**Prompt:** Locate the string "marker" in the records below. Copy every line where it occurs.

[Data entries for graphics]
[start]

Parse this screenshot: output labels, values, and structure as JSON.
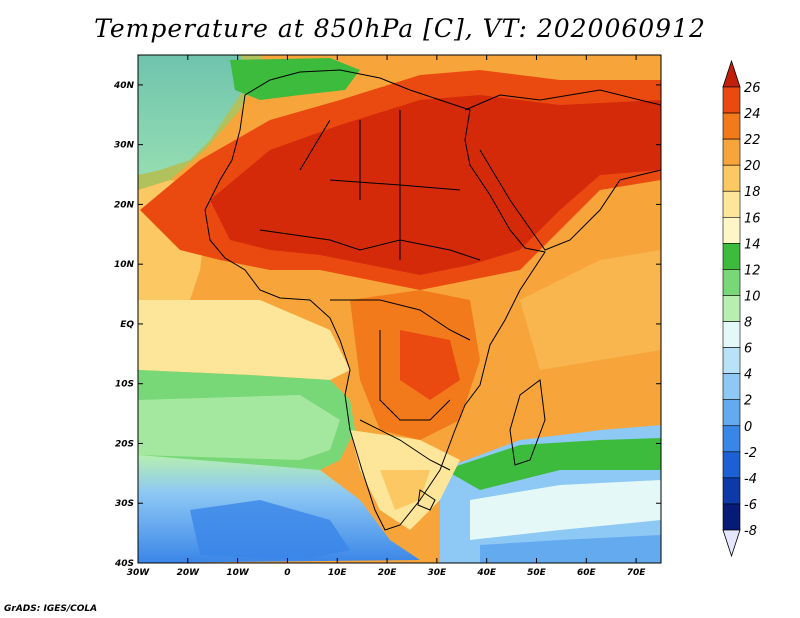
{
  "title": "Temperature at 850hPa [C], VT: 2020060912",
  "credit": "GrADS: IGES/COLA",
  "map": {
    "region": "Africa",
    "lon_range": [
      -30,
      75
    ],
    "lat_range": [
      -40,
      45
    ],
    "lon_ticks": [
      "30W",
      "20W",
      "10W",
      "0",
      "10E",
      "20E",
      "30E",
      "40E",
      "50E",
      "60E",
      "70E"
    ],
    "lat_ticks": [
      "40S",
      "30S",
      "20S",
      "10S",
      "EQ",
      "10N",
      "20N",
      "30N",
      "40N"
    ],
    "lon_tick_values": [
      -30,
      -20,
      -10,
      0,
      10,
      20,
      30,
      40,
      50,
      60,
      70
    ],
    "lat_tick_values": [
      -40,
      -30,
      -20,
      -10,
      0,
      10,
      20,
      30,
      40
    ]
  },
  "colorbar": {
    "levels": [
      "26",
      "24",
      "22",
      "20",
      "18",
      "16",
      "14",
      "12",
      "10",
      "8",
      "6",
      "4",
      "2",
      "0",
      "-2",
      "-4",
      "-6",
      "-8"
    ],
    "colors": [
      "#d42a0a",
      "#ea4a10",
      "#f27a1a",
      "#f7a53a",
      "#fbc863",
      "#fde699",
      "#fdf7c8",
      "#3cbb3c",
      "#78d878",
      "#b6efb0",
      "#e4f8f8",
      "#b8e2f8",
      "#8ec8f4",
      "#64aaef",
      "#3a86e8",
      "#1d5fd4",
      "#0d3aa8",
      "#061a78"
    ],
    "top_arrow_color": "#c0200a",
    "bottom_arrow_color": "#e6e6ff"
  }
}
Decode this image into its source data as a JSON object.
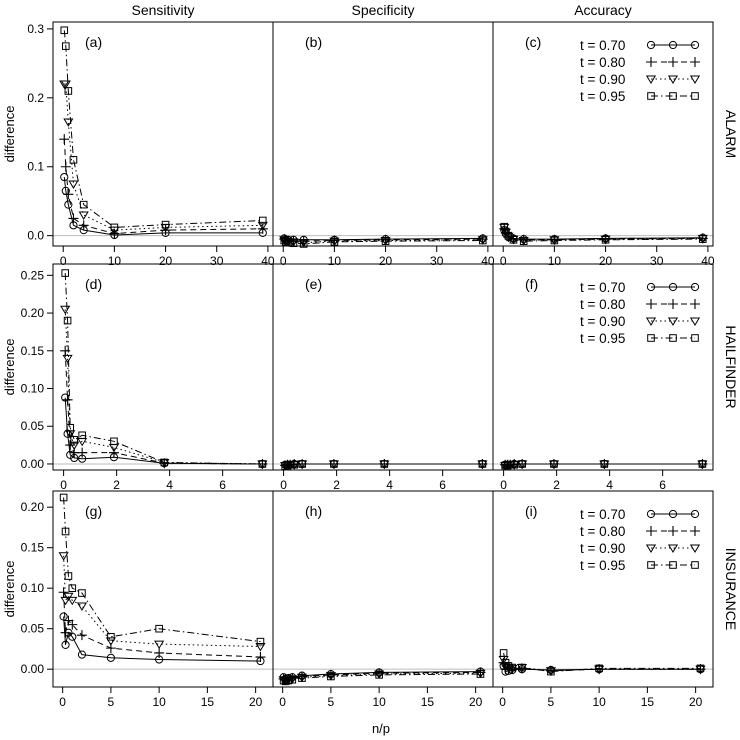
{
  "chart_data": {
    "type": "line",
    "column_titles": [
      "Sensitivity",
      "Specificity",
      "Accuracy"
    ],
    "row_titles": [
      "ALARM",
      "HAILFINDER",
      "INSURANCE"
    ],
    "xlabel": "n/p",
    "ylabel": "difference",
    "legend": {
      "placement": "top-right of right column",
      "entries": [
        {
          "label": "t = 0.70",
          "marker": "circle",
          "dash": "solid"
        },
        {
          "label": "t = 0.80",
          "marker": "plus",
          "dash": "dashed"
        },
        {
          "label": "t = 0.90",
          "marker": "triangle-down",
          "dash": "dotted"
        },
        {
          "label": "t = 0.95",
          "marker": "square",
          "dash": "dash-dot"
        }
      ]
    },
    "rows": [
      {
        "name": "ALARM",
        "x": [
          0.2,
          0.5,
          1,
          2,
          4,
          10,
          20,
          39
        ],
        "xlim": [
          -2,
          41
        ],
        "xticks": [
          0,
          10,
          20,
          30,
          40
        ],
        "ylim": [
          -0.015,
          0.31
        ],
        "yticks": [
          0.0,
          0.1,
          0.2,
          0.3
        ],
        "ytick_labels": [
          "0.0",
          "0.1",
          "0.2",
          "0.3"
        ],
        "panels": [
          {
            "label": "(a)",
            "series": [
              {
                "name": "t = 0.70",
                "values": [
                  0.085,
                  0.065,
                  0.045,
                  0.015,
                  0.008,
                  0.001,
                  0.004,
                  0.004
                ]
              },
              {
                "name": "t = 0.80",
                "values": [
                  0.14,
                  0.1,
                  0.06,
                  0.025,
                  0.015,
                  0.003,
                  0.008,
                  0.01
                ]
              },
              {
                "name": "t = 0.90",
                "values": [
                  0.22,
                  0.22,
                  0.165,
                  0.075,
                  0.03,
                  0.008,
                  0.012,
                  0.015
                ]
              },
              {
                "name": "t = 0.95",
                "values": [
                  0.298,
                  0.275,
                  0.21,
                  0.11,
                  0.045,
                  0.012,
                  0.016,
                  0.022
                ]
              }
            ]
          },
          {
            "label": "(b)",
            "series": [
              {
                "name": "t = 0.70",
                "values": [
                  -0.004,
                  -0.006,
                  -0.006,
                  -0.006,
                  -0.006,
                  -0.006,
                  -0.005,
                  -0.004
                ]
              },
              {
                "name": "t = 0.80",
                "values": [
                  -0.005,
                  -0.007,
                  -0.008,
                  -0.008,
                  -0.008,
                  -0.007,
                  -0.006,
                  -0.005
                ]
              },
              {
                "name": "t = 0.90",
                "values": [
                  -0.006,
                  -0.008,
                  -0.009,
                  -0.009,
                  -0.01,
                  -0.008,
                  -0.007,
                  -0.006
                ]
              },
              {
                "name": "t = 0.95",
                "values": [
                  -0.007,
                  -0.009,
                  -0.01,
                  -0.011,
                  -0.012,
                  -0.009,
                  -0.008,
                  -0.007
                ]
              }
            ]
          },
          {
            "label": "(c)",
            "series": [
              {
                "name": "t = 0.70",
                "values": [
                  0.008,
                  0.003,
                  -0.002,
                  -0.004,
                  -0.005,
                  -0.005,
                  -0.004,
                  -0.003
                ]
              },
              {
                "name": "t = 0.80",
                "values": [
                  0.01,
                  0.004,
                  -0.002,
                  -0.005,
                  -0.006,
                  -0.006,
                  -0.005,
                  -0.004
                ]
              },
              {
                "name": "t = 0.90",
                "values": [
                  0.012,
                  0.005,
                  -0.001,
                  -0.005,
                  -0.007,
                  -0.006,
                  -0.005,
                  -0.004
                ]
              },
              {
                "name": "t = 0.95",
                "values": [
                  0.013,
                  0.006,
                  0.0,
                  -0.006,
                  -0.008,
                  -0.007,
                  -0.006,
                  -0.005
                ]
              }
            ]
          }
        ]
      },
      {
        "name": "HAILFINDER",
        "x": [
          0.06,
          0.15,
          0.25,
          0.4,
          0.7,
          1.9,
          3.8,
          7.5
        ],
        "xlim": [
          -0.4,
          7.9
        ],
        "xticks": [
          0,
          2,
          4,
          6
        ],
        "ylim": [
          -0.008,
          0.265
        ],
        "yticks": [
          0.0,
          0.05,
          0.1,
          0.15,
          0.2,
          0.25
        ],
        "ytick_labels": [
          "0.00",
          "0.05",
          "0.10",
          "0.15",
          "0.20",
          "0.25"
        ],
        "panels": [
          {
            "label": "(d)",
            "series": [
              {
                "name": "t = 0.70",
                "values": [
                  0.088,
                  0.04,
                  0.012,
                  0.008,
                  0.007,
                  0.009,
                  0.001,
                  0.0
                ]
              },
              {
                "name": "t = 0.80",
                "values": [
                  0.15,
                  0.085,
                  0.025,
                  0.015,
                  0.015,
                  0.015,
                  0.001,
                  0.0
                ]
              },
              {
                "name": "t = 0.90",
                "values": [
                  0.205,
                  0.14,
                  0.04,
                  0.025,
                  0.03,
                  0.022,
                  0.002,
                  0.0
                ]
              },
              {
                "name": "t = 0.95",
                "values": [
                  0.253,
                  0.19,
                  0.048,
                  0.032,
                  0.038,
                  0.03,
                  0.002,
                  0.0
                ]
              }
            ]
          },
          {
            "label": "(e)",
            "series": [
              {
                "name": "t = 0.70",
                "values": [
                  -0.001,
                  -0.001,
                  -0.001,
                  0.0,
                  0.0,
                  0.0,
                  0.0,
                  0.0
                ]
              },
              {
                "name": "t = 0.80",
                "values": [
                  -0.002,
                  -0.001,
                  -0.001,
                  0.0,
                  0.0,
                  0.0,
                  0.0,
                  0.0
                ]
              },
              {
                "name": "t = 0.90",
                "values": [
                  -0.002,
                  -0.002,
                  -0.001,
                  -0.001,
                  0.0,
                  0.0,
                  0.0,
                  0.0
                ]
              },
              {
                "name": "t = 0.95",
                "values": [
                  -0.003,
                  -0.002,
                  -0.001,
                  -0.001,
                  0.0,
                  0.0,
                  0.0,
                  0.0
                ]
              }
            ]
          },
          {
            "label": "(f)",
            "series": [
              {
                "name": "t = 0.70",
                "values": [
                  -0.001,
                  -0.001,
                  -0.001,
                  0.0,
                  0.0,
                  0.0,
                  0.0,
                  0.0
                ]
              },
              {
                "name": "t = 0.80",
                "values": [
                  -0.001,
                  -0.001,
                  -0.001,
                  0.0,
                  0.0,
                  0.0,
                  0.0,
                  0.0
                ]
              },
              {
                "name": "t = 0.90",
                "values": [
                  -0.002,
                  -0.001,
                  -0.001,
                  -0.001,
                  0.0,
                  0.0,
                  0.0,
                  0.0
                ]
              },
              {
                "name": "t = 0.95",
                "values": [
                  -0.002,
                  -0.002,
                  -0.001,
                  -0.001,
                  0.0,
                  0.0,
                  0.0,
                  0.0
                ]
              }
            ]
          }
        ]
      },
      {
        "name": "INSURANCE",
        "x": [
          0.1,
          0.3,
          0.6,
          1.0,
          2.0,
          5.0,
          10.0,
          20.5
        ],
        "xlim": [
          -1.0,
          21.8
        ],
        "xticks": [
          0,
          5,
          10,
          15,
          20
        ],
        "ylim": [
          -0.022,
          0.22
        ],
        "yticks": [
          0.0,
          0.05,
          0.1,
          0.15,
          0.2
        ],
        "ytick_labels": [
          "0.00",
          "0.05",
          "0.10",
          "0.15",
          "0.20"
        ],
        "panels": [
          {
            "label": "(g)",
            "series": [
              {
                "name": "t = 0.70",
                "values": [
                  0.065,
                  0.03,
                  0.045,
                  0.04,
                  0.018,
                  0.014,
                  0.012,
                  0.01
                ]
              },
              {
                "name": "t = 0.80",
                "values": [
                  0.095,
                  0.045,
                  0.06,
                  0.055,
                  0.042,
                  0.026,
                  0.02,
                  0.015
                ]
              },
              {
                "name": "t = 0.90",
                "values": [
                  0.14,
                  0.085,
                  0.09,
                  0.085,
                  0.078,
                  0.035,
                  0.031,
                  0.028
                ]
              },
              {
                "name": "t = 0.95",
                "values": [
                  0.212,
                  0.17,
                  0.115,
                  0.1,
                  0.094,
                  0.04,
                  0.05,
                  0.034
                ]
              }
            ]
          },
          {
            "label": "(h)",
            "series": [
              {
                "name": "t = 0.70",
                "values": [
                  -0.01,
                  -0.012,
                  -0.011,
                  -0.01,
                  -0.008,
                  -0.006,
                  -0.004,
                  -0.003
                ]
              },
              {
                "name": "t = 0.80",
                "values": [
                  -0.012,
                  -0.013,
                  -0.012,
                  -0.011,
                  -0.009,
                  -0.007,
                  -0.005,
                  -0.004
                ]
              },
              {
                "name": "t = 0.90",
                "values": [
                  -0.013,
                  -0.014,
                  -0.013,
                  -0.012,
                  -0.01,
                  -0.008,
                  -0.006,
                  -0.005
                ]
              },
              {
                "name": "t = 0.95",
                "values": [
                  -0.014,
                  -0.015,
                  -0.014,
                  -0.013,
                  -0.011,
                  -0.009,
                  -0.007,
                  -0.006
                ]
              }
            ]
          },
          {
            "label": "(i)",
            "series": [
              {
                "name": "t = 0.70",
                "values": [
                  0.004,
                  -0.003,
                  -0.002,
                  -0.001,
                  0.0,
                  -0.001,
                  0.0,
                  0.0
                ]
              },
              {
                "name": "t = 0.80",
                "values": [
                  0.008,
                  0.0,
                  0.001,
                  0.0,
                  0.001,
                  -0.002,
                  0.0,
                  0.0
                ]
              },
              {
                "name": "t = 0.90",
                "values": [
                  0.012,
                  0.003,
                  0.002,
                  0.001,
                  0.002,
                  -0.002,
                  0.0,
                  0.0
                ]
              },
              {
                "name": "t = 0.95",
                "values": [
                  0.02,
                  0.008,
                  0.004,
                  0.002,
                  0.002,
                  -0.003,
                  0.001,
                  0.001
                ]
              }
            ]
          }
        ]
      }
    ]
  }
}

[end]

**Answer to the task:**
          "marker": "circle",
          "marker": "plus",
          "marker": "triangle-down",
          "marker": "square",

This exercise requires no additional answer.